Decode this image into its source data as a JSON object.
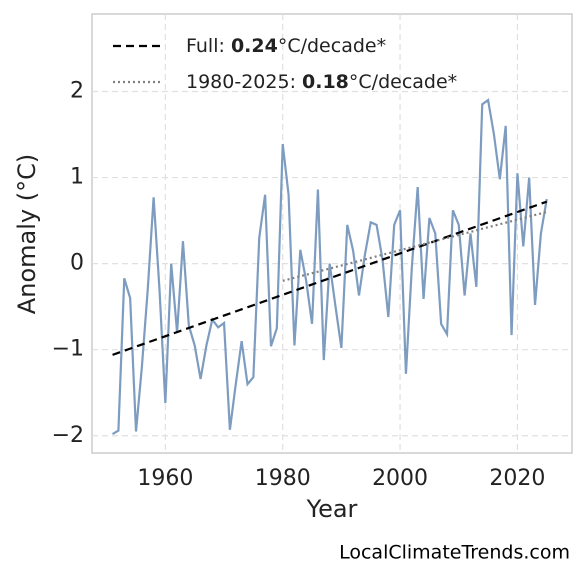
{
  "chart_data": {
    "type": "line",
    "xlabel": "Year",
    "ylabel": "Anomaly (°C)",
    "watermark": "LocalClimateTrends.com",
    "xlim": [
      1947.5,
      2029.3
    ],
    "ylim": [
      -2.2,
      2.9
    ],
    "xticks": [
      1960,
      1980,
      2000,
      2020
    ],
    "yticks": [
      {
        "value": -2,
        "label": "−2"
      },
      {
        "value": -1,
        "label": "−1"
      },
      0,
      1,
      2
    ],
    "grid": true,
    "legend": "upper left",
    "series": [
      {
        "name": "Anomaly",
        "color": "#7d9cc0",
        "style": "solid",
        "in_legend": false,
        "x": [
          1951,
          1952,
          1953,
          1954,
          1955,
          1956,
          1957,
          1958,
          1959,
          1960,
          1961,
          1962,
          1963,
          1964,
          1965,
          1966,
          1967,
          1968,
          1969,
          1970,
          1971,
          1972,
          1973,
          1974,
          1975,
          1976,
          1977,
          1978,
          1979,
          1980,
          1981,
          1982,
          1983,
          1984,
          1985,
          1986,
          1987,
          1988,
          1989,
          1990,
          1991,
          1992,
          1993,
          1994,
          1995,
          1996,
          1997,
          1998,
          1999,
          2000,
          2001,
          2002,
          2003,
          2004,
          2005,
          2006,
          2007,
          2008,
          2009,
          2010,
          2011,
          2012,
          2013,
          2014,
          2015,
          2016,
          2017,
          2018,
          2019,
          2020,
          2021,
          2022,
          2023,
          2024,
          2025
        ],
        "values": [
          -1.98,
          -1.94,
          -0.17,
          -0.4,
          -1.95,
          -1.2,
          -0.3,
          0.77,
          -0.3,
          -1.62,
          0.0,
          -0.8,
          0.26,
          -0.72,
          -0.95,
          -1.34,
          -0.95,
          -0.65,
          -0.74,
          -0.69,
          -1.93,
          -1.4,
          -0.9,
          -1.4,
          -1.32,
          0.3,
          0.8,
          -0.96,
          -0.75,
          1.39,
          0.8,
          -0.95,
          0.16,
          -0.2,
          -0.7,
          0.86,
          -1.12,
          0.0,
          -0.5,
          -0.98,
          0.45,
          0.15,
          -0.37,
          0.1,
          0.48,
          0.45,
          0.05,
          -0.62,
          0.45,
          0.62,
          -1.28,
          -0.05,
          0.89,
          -0.41,
          0.53,
          0.35,
          -0.7,
          -0.82,
          0.62,
          0.45,
          -0.37,
          0.35,
          -0.27,
          1.85,
          1.9,
          1.5,
          0.98,
          1.6,
          -0.83,
          1.05,
          0.2,
          1.0,
          -0.48,
          0.35,
          0.75
        ]
      },
      {
        "name_parts": [
          "Full: ",
          "0.24",
          "°C/decade*"
        ],
        "color": "#000000",
        "style": "dashed",
        "in_legend": true,
        "x": [
          1951,
          2025
        ],
        "values": [
          -1.06,
          0.72
        ]
      },
      {
        "name_parts": [
          "1980-2025: ",
          "0.18",
          "°C/decade*"
        ],
        "color": "#808080",
        "style": "dotted",
        "in_legend": true,
        "x": [
          1980,
          2025
        ],
        "values": [
          -0.2,
          0.6
        ]
      }
    ]
  }
}
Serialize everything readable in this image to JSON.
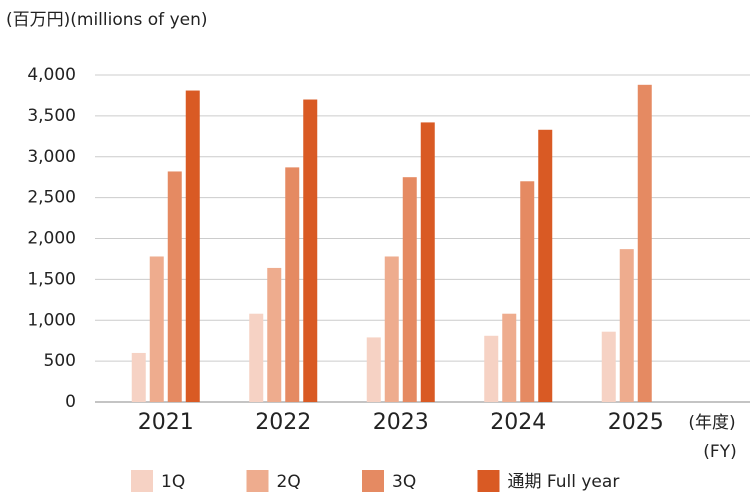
{
  "chart_data": {
    "type": "bar",
    "y_label": "(百万円)(millions of yen)",
    "x_label": "(年度)",
    "x_label_en": "(FY)",
    "categories": [
      "2021",
      "2022",
      "2023",
      "2024",
      "2025"
    ],
    "series": [
      {
        "name": "1Q",
        "color": "#f6d2c4",
        "values": [
          600,
          1080,
          790,
          810,
          860
        ]
      },
      {
        "name": "2Q",
        "color": "#eeac8e",
        "values": [
          1780,
          1640,
          1780,
          1080,
          1870
        ]
      },
      {
        "name": "3Q",
        "color": "#e58a62",
        "values": [
          2820,
          2870,
          2750,
          2700,
          3880
        ]
      },
      {
        "name": "通期 Full year",
        "color": "#d95a24",
        "values": [
          3810,
          3700,
          3420,
          3330,
          null
        ]
      }
    ],
    "ylim": [
      0,
      4000
    ],
    "yticks": [
      0,
      500,
      {
        "value": 1000,
        "label": "1,000"
      },
      {
        "value": 1500,
        "label": "1,500"
      },
      {
        "value": 2000,
        "label": "2,000"
      },
      {
        "value": 2500,
        "label": "2,500"
      },
      {
        "value": 3000,
        "label": "3,000"
      },
      {
        "value": 3500,
        "label": "3,500"
      },
      {
        "value": 4000,
        "label": "4,000"
      }
    ],
    "grid": true
  }
}
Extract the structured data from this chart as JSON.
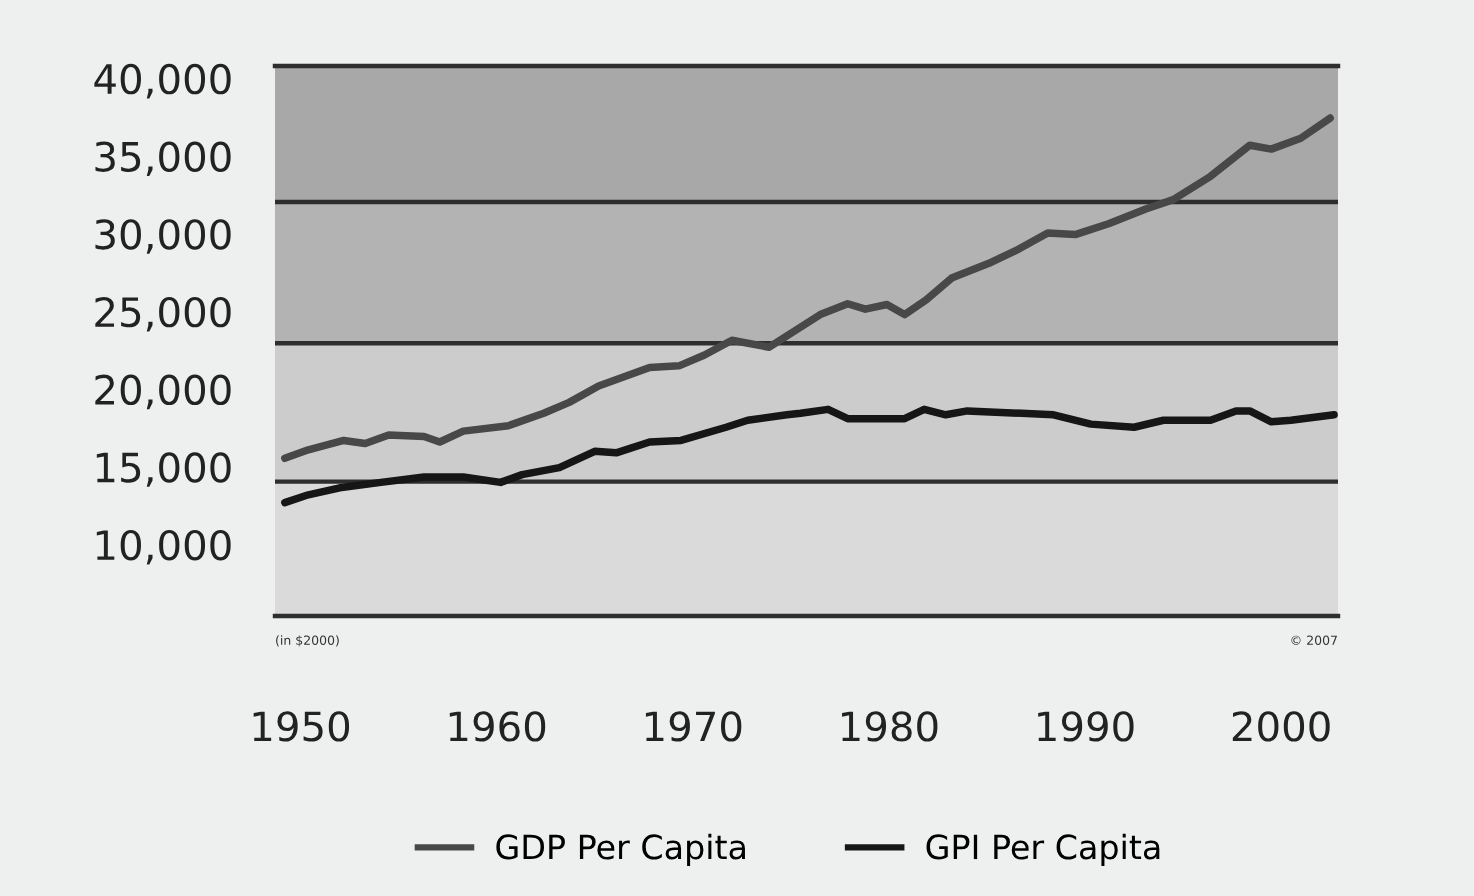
{
  "chart_data": {
    "type": "line",
    "xlim": [
      1948.7,
      2002.9
    ],
    "ylim": [
      5400,
      40800
    ],
    "xticks": [
      1950,
      1960,
      1970,
      1980,
      1990,
      2000
    ],
    "yticks": [
      {
        "value": 10000,
        "label": "10,000"
      },
      {
        "value": 15000,
        "label": "15,000"
      },
      {
        "value": 20000,
        "label": "20,000"
      },
      {
        "value": 25000,
        "label": "25,000"
      },
      {
        "value": 30000,
        "label": "30,000"
      },
      {
        "value": 35000,
        "label": "35,000"
      },
      {
        "value": 40000,
        "label": "40,000"
      }
    ],
    "bands": [
      {
        "axis": "y",
        "from": 5400,
        "to": 14050,
        "color": "#d9dad9"
      },
      {
        "axis": "y",
        "from": 14050,
        "to": 22950,
        "color": "#cbcccb"
      },
      {
        "axis": "y",
        "from": 22950,
        "to": 32050,
        "color": "#b2b3b2"
      },
      {
        "axis": "y",
        "from": 32050,
        "to": 40800,
        "color": "#a7a8a7"
      }
    ],
    "series": [
      {
        "name": "GDP Per Capita",
        "color": "#484848",
        "x": [
          1949.2,
          1950.4,
          1952.2,
          1953.3,
          1954.5,
          1956.3,
          1957.1,
          1958.3,
          1960.6,
          1962.4,
          1963.7,
          1965.2,
          1966.5,
          1967.8,
          1969.3,
          1970.6,
          1972.0,
          1973.9,
          1976.5,
          1977.9,
          1978.8,
          1979.9,
          1980.8,
          1981.9,
          1983.2,
          1985.1,
          1986.6,
          1988.1,
          1989.5,
          1991.2,
          1993.1,
          1994.5,
          1996.4,
          1998.4,
          1999.5,
          2001.0,
          2002.5
        ],
        "values": [
          15550,
          16100,
          16700,
          16500,
          17050,
          16950,
          16600,
          17300,
          17650,
          18450,
          19150,
          20200,
          20800,
          21400,
          21500,
          22200,
          23150,
          22700,
          24800,
          25500,
          25150,
          25450,
          24800,
          25750,
          27150,
          28100,
          29000,
          30050,
          29950,
          30650,
          31600,
          32200,
          33700,
          35700,
          35450,
          36150,
          37450
        ]
      },
      {
        "name": "GPI Per Capita",
        "color": "#161616",
        "x": [
          1949.2,
          1950.4,
          1952.0,
          1954.1,
          1956.3,
          1958.3,
          1960.2,
          1961.3,
          1963.2,
          1965.0,
          1966.1,
          1967.8,
          1969.4,
          1971.7,
          1972.8,
          1974.8,
          1975.5,
          1976.9,
          1977.9,
          1980.8,
          1981.8,
          1982.9,
          1984.0,
          1988.4,
          1990.3,
          1992.5,
          1994.0,
          1996.4,
          1997.7,
          1998.4,
          1999.5,
          2000.5,
          2002.7
        ],
        "values": [
          12700,
          13200,
          13650,
          14000,
          14350,
          14350,
          14000,
          14500,
          14950,
          16000,
          15900,
          16600,
          16700,
          17550,
          18000,
          18350,
          18450,
          18700,
          18100,
          18100,
          18700,
          18350,
          18600,
          18350,
          17750,
          17550,
          18000,
          18000,
          18600,
          18600,
          17900,
          18000,
          18350
        ]
      }
    ],
    "annotations": [
      "(in $2000)",
      "© 2007"
    ],
    "legend": "bottom"
  }
}
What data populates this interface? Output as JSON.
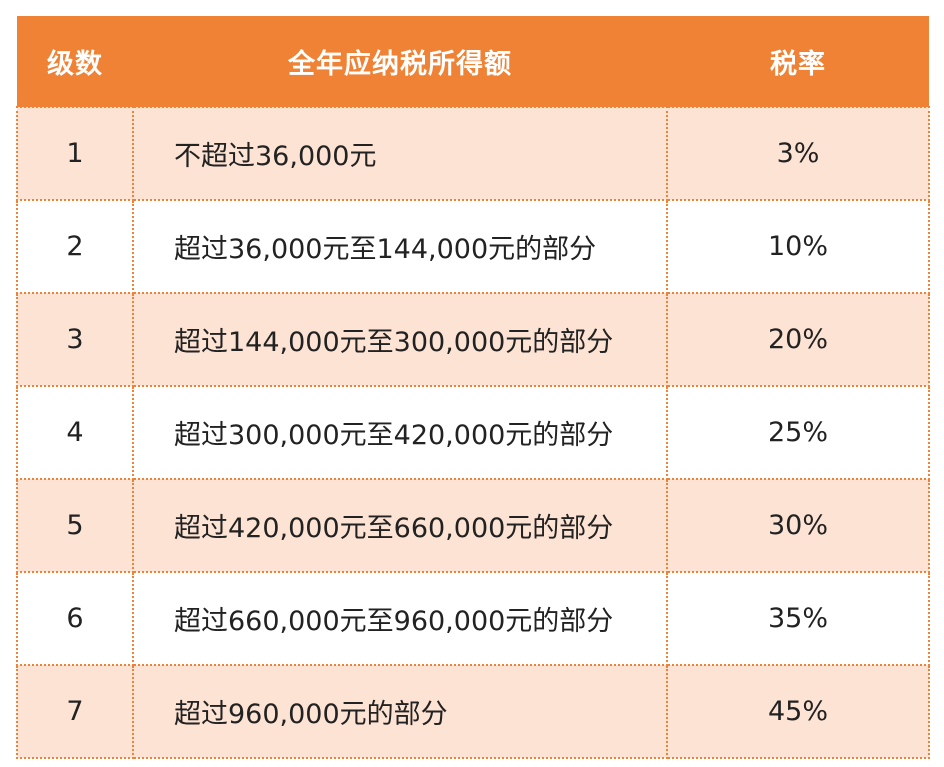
{
  "table": {
    "headers": [
      "级数",
      "全年应纳税所得额",
      "税率"
    ],
    "rows": [
      {
        "level": "1",
        "range": "不超过36,000元",
        "rate": "3%"
      },
      {
        "level": "2",
        "range": "超过36,000元至144,000元的部分",
        "rate": "10%"
      },
      {
        "level": "3",
        "range": "超过144,000元至300,000元的部分",
        "rate": "20%"
      },
      {
        "level": "4",
        "range": "超过300,000元至420,000元的部分",
        "rate": "25%"
      },
      {
        "level": "5",
        "range": "超过420,000元至660,000元的部分",
        "rate": "30%"
      },
      {
        "level": "6",
        "range": "超过660,000元至960,000元的部分",
        "rate": "35%"
      },
      {
        "level": "7",
        "range": "超过960,000元的部分",
        "rate": "45%"
      }
    ]
  },
  "colors": {
    "header_bg": "#ef8234",
    "header_text": "#ffffff",
    "row_shaded": "#fde3d4",
    "row_plain": "#ffffff",
    "border": "#ef8234"
  }
}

_WORK INSTRUCTIONS_
In the entries above, some lines may contain the string "JSON"; report how many, without additional comment.

_CORRECT RESPONSE_
4